* What this task involves
Give every entry again, word for word and in full.

* Extracted data
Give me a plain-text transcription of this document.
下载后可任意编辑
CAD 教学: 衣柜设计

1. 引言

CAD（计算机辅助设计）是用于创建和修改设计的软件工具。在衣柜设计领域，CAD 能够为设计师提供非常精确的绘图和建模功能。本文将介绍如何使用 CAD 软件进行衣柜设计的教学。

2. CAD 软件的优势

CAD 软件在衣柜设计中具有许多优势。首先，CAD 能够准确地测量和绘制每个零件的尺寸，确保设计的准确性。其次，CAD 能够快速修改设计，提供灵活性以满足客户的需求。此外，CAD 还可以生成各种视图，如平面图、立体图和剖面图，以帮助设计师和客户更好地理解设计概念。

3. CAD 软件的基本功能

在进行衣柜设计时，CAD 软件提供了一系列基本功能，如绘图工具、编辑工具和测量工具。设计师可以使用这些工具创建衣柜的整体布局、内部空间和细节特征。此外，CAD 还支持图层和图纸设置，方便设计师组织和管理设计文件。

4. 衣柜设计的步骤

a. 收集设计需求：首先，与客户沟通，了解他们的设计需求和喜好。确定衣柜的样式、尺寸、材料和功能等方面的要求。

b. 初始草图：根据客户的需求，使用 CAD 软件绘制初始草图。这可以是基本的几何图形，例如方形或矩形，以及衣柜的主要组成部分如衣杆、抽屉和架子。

* Response to this task
Give me a plain-text transcription of this document.
下载后可任意编辑
CAD 教学: 衣柜设计

1. 引言

CAD（计算机辅助设计）是用于创建和修改设计的软件工具。在衣柜设计领域，CAD 能够为设计师提供非常精确的绘图和建模功能。本文将介绍如何使用 CAD 软件进行衣柜设计的教学。

2. CAD 软件的优势

CAD 软件在衣柜设计中具有许多优势。首先，CAD 能够准确地测量和绘制每个零件的尺寸，确保设计的准确性。其次，CAD 能够快速修改设计，提供灵活性以满足客户的需求。此外，CAD 还可以生成各种视图，如平面图、立体图和剖面图，以帮助设计师和客户更好地理解设计概念。

3. CAD 软件的基本功能

在进行衣柜设计时，CAD 软件提供了一系列基本功能，如绘图工具、编辑工具和测量工具。设计师可以使用这些工具创建衣柜的整体布局、内部空间和细节特征。此外，CAD 还支持图层和图纸设置，方便设计师组织和管理设计文件。

4. 衣柜设计的步骤

a. 收集设计需求：首先，与客户沟通，了解他们的设计需求和喜好。确定衣柜的样式、尺寸、材料和功能等方面的要求。

b. 初始草图：根据客户的需求，使用 CAD 软件绘制初始草图。这可以是基本的几何图形，例如方形或矩形，以及衣柜的主要组成部分如衣杆、抽屉和架子。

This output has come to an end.